» Task objective: Search the data for the word "DRAM" and copy every line where it occurs.
Begin Data for this task
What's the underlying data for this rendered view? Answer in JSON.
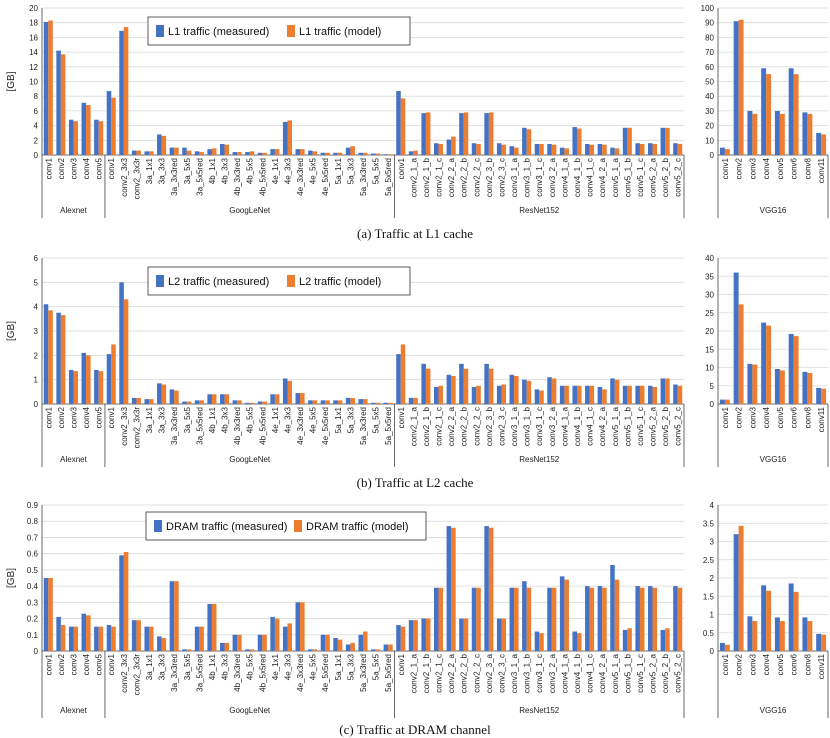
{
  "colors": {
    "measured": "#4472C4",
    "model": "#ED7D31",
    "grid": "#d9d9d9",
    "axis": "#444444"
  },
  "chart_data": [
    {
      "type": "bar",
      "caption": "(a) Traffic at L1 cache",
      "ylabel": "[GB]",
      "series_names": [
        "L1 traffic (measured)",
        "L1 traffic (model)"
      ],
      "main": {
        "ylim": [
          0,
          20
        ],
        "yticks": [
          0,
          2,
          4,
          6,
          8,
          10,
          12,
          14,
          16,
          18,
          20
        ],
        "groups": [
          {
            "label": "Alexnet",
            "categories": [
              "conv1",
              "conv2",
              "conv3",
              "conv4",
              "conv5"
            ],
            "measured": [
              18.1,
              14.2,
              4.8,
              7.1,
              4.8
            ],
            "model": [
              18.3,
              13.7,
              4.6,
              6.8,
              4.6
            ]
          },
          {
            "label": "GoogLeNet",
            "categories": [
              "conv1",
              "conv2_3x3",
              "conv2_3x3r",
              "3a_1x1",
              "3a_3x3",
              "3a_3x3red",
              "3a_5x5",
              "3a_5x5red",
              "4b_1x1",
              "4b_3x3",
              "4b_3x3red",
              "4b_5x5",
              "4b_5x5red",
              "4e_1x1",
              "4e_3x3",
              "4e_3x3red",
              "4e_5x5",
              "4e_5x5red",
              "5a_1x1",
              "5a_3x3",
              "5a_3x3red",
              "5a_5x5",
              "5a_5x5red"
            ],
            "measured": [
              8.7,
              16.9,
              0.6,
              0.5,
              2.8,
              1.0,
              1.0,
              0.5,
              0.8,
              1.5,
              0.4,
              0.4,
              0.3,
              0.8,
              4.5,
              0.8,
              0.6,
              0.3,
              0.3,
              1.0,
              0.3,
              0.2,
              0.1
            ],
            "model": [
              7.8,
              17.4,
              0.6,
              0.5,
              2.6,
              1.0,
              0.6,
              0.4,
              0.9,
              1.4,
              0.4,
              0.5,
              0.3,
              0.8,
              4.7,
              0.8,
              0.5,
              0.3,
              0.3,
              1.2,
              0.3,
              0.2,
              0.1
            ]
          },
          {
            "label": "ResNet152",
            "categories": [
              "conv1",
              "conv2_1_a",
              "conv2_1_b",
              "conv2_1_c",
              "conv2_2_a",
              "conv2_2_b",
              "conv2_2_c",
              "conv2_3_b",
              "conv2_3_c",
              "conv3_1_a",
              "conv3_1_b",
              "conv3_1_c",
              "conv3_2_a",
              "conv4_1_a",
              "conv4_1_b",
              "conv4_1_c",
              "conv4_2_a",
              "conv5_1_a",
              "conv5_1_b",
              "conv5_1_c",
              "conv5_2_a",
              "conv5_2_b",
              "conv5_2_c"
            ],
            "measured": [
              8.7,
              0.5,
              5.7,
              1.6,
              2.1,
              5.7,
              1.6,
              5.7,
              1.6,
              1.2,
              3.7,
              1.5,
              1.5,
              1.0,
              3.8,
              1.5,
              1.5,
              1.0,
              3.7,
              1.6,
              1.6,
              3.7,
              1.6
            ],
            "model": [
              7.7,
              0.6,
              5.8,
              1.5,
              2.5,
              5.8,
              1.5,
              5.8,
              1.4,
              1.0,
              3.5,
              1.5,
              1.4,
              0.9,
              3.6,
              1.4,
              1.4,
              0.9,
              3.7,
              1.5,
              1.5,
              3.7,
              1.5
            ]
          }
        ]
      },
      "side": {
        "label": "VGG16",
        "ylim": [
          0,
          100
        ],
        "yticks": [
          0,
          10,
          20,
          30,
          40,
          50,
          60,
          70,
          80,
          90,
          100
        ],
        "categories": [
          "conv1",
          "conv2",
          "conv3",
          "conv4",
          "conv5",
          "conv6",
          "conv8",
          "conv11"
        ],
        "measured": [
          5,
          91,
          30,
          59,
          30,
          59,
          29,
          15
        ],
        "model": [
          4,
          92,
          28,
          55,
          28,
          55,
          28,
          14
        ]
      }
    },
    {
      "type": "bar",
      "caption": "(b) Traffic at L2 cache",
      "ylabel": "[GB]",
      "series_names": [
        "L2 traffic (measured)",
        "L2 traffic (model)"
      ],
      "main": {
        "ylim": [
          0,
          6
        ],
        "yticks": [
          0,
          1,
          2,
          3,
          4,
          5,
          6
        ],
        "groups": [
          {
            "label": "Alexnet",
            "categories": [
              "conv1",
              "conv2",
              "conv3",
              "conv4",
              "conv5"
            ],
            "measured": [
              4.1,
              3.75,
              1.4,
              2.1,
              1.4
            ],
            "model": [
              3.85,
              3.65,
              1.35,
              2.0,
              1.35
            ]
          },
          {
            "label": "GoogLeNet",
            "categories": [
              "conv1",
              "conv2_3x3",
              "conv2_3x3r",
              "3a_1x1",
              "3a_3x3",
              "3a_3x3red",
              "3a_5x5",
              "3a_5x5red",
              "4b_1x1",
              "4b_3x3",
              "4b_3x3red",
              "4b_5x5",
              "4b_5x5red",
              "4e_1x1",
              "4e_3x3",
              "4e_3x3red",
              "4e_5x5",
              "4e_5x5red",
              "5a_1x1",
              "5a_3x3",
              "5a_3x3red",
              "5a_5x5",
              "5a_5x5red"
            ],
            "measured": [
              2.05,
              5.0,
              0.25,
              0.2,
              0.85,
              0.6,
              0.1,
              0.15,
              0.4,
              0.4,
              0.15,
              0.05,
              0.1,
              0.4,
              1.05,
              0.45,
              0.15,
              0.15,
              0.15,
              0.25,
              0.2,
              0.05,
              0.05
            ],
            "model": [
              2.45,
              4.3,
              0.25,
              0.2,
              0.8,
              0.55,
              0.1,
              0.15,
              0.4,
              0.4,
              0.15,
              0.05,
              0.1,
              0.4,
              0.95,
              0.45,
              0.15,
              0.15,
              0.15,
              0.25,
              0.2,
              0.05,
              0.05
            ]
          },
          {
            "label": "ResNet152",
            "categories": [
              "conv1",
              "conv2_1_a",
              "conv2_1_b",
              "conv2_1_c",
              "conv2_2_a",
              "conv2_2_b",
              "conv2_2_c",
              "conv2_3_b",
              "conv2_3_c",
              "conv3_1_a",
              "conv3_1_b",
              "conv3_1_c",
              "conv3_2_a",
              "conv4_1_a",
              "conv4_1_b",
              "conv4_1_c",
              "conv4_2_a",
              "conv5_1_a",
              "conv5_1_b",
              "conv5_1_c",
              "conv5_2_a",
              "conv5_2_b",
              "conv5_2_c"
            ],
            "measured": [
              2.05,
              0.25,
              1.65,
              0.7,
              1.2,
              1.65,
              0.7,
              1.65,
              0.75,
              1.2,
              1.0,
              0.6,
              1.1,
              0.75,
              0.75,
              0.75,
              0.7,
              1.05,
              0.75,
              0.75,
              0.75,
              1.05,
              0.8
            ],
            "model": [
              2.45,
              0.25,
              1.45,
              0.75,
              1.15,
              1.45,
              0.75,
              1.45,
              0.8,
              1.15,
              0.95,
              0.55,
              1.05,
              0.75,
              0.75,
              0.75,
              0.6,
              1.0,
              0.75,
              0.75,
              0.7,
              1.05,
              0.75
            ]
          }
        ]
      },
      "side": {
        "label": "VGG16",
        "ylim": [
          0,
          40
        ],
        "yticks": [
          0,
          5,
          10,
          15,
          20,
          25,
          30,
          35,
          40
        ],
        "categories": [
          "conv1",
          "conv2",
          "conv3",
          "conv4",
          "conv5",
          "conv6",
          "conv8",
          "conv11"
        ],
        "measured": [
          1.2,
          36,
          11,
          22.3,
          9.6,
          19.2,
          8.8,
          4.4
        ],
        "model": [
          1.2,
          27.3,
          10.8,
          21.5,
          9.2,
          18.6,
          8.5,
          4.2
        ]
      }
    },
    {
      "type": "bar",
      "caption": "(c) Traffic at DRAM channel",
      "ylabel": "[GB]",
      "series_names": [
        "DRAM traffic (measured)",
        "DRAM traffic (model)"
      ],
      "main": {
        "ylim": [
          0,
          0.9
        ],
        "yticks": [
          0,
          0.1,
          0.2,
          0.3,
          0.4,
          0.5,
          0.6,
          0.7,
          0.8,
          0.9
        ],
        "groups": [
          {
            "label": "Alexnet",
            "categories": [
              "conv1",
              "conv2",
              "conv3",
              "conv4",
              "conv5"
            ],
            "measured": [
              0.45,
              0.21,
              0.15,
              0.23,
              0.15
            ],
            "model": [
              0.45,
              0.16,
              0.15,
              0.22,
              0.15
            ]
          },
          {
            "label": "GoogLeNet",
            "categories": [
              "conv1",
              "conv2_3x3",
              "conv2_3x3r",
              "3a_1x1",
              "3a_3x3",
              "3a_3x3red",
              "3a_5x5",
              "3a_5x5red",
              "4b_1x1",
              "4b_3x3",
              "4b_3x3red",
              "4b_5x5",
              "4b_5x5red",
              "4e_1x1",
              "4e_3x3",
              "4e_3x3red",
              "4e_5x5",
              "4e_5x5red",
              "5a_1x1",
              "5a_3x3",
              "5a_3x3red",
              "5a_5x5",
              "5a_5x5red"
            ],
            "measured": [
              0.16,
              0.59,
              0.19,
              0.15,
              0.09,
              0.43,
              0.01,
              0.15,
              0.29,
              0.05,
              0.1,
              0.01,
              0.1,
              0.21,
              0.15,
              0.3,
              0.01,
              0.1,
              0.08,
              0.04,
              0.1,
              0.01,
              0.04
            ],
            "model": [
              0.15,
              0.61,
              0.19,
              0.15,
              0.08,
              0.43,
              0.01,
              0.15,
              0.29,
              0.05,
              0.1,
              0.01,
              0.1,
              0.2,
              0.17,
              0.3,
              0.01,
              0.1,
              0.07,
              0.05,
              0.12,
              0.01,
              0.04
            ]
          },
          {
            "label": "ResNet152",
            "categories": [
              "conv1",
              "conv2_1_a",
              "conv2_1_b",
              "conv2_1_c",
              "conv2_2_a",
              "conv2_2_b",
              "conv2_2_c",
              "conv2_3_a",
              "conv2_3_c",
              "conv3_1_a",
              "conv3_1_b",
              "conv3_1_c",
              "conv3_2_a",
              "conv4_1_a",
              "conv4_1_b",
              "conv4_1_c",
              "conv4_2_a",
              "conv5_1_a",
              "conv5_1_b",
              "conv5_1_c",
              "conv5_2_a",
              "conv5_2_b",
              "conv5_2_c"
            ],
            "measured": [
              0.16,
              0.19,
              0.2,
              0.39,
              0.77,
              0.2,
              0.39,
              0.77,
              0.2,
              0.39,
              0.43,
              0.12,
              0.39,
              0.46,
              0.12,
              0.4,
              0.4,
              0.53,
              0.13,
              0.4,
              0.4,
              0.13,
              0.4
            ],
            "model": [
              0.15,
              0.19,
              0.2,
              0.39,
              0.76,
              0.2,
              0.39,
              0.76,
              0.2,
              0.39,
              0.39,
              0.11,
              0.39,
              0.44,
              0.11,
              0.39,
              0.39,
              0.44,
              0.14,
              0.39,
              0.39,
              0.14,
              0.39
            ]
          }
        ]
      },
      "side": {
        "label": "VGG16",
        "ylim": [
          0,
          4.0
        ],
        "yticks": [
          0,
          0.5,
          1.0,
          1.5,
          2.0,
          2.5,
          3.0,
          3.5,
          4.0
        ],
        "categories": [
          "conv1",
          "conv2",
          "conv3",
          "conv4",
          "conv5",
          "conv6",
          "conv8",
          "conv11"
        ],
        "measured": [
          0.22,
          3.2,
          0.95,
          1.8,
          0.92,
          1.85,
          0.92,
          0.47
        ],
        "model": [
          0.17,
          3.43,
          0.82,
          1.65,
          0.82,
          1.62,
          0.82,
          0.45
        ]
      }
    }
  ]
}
End Data for this task
Begin Data for this task
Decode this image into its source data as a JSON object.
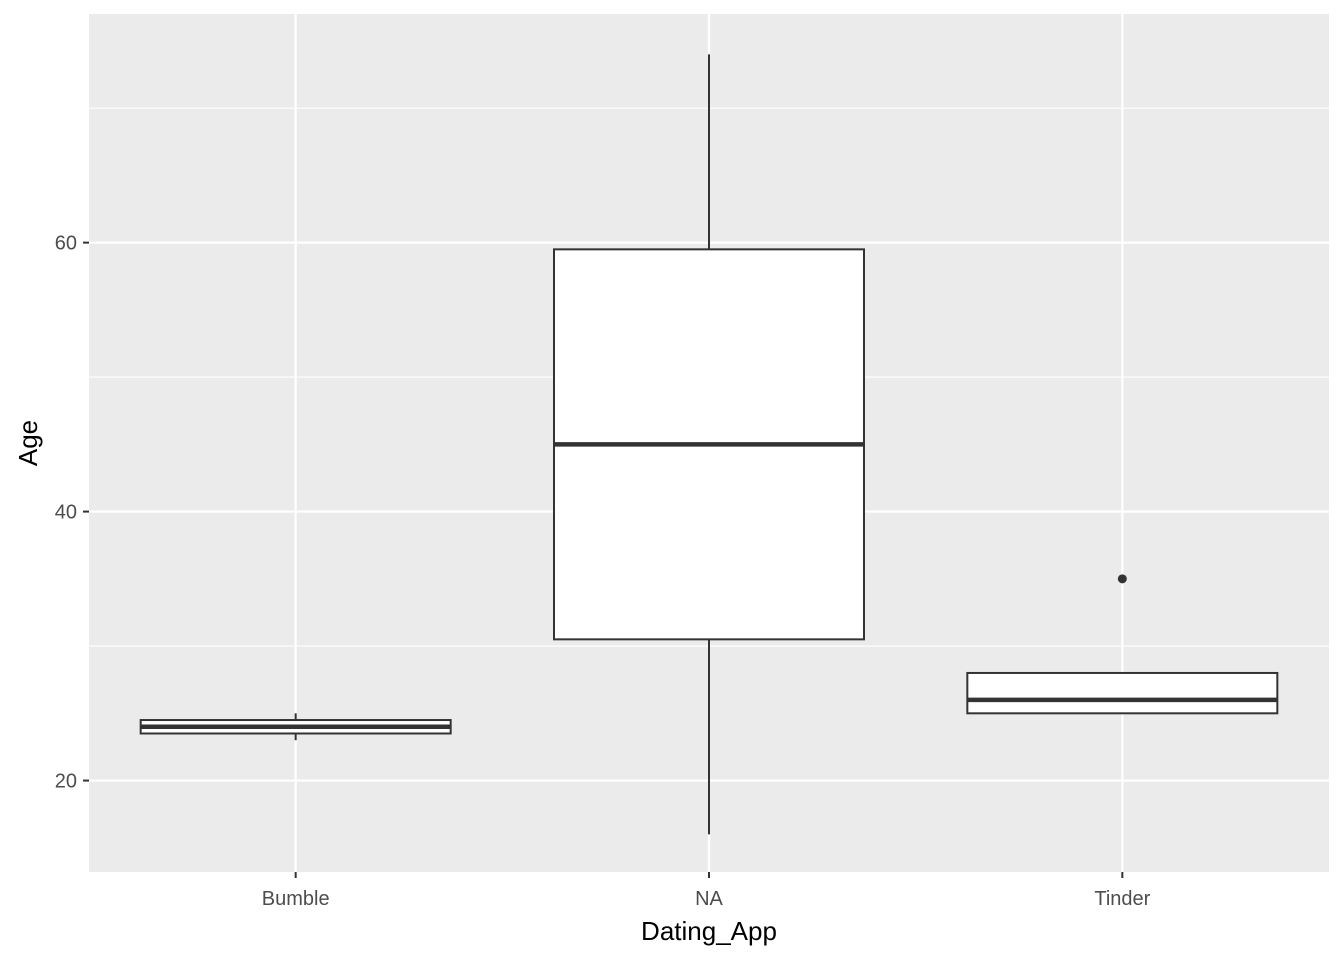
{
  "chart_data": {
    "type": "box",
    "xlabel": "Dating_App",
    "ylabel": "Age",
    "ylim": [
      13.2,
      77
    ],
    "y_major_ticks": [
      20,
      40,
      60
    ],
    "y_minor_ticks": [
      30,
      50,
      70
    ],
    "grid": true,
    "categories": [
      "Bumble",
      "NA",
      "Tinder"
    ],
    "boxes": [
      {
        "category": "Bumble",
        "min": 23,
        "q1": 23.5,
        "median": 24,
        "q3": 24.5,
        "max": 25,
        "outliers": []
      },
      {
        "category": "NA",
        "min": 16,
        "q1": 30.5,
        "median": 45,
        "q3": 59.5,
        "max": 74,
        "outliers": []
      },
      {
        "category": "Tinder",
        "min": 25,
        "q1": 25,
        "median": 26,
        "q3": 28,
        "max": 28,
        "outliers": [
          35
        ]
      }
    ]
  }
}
End Data for this task
» Expected answer:
      "caption": "(c) Traffic at DRAM channel",
        "DRAM traffic (measured)",
        "DRAM traffic (model)"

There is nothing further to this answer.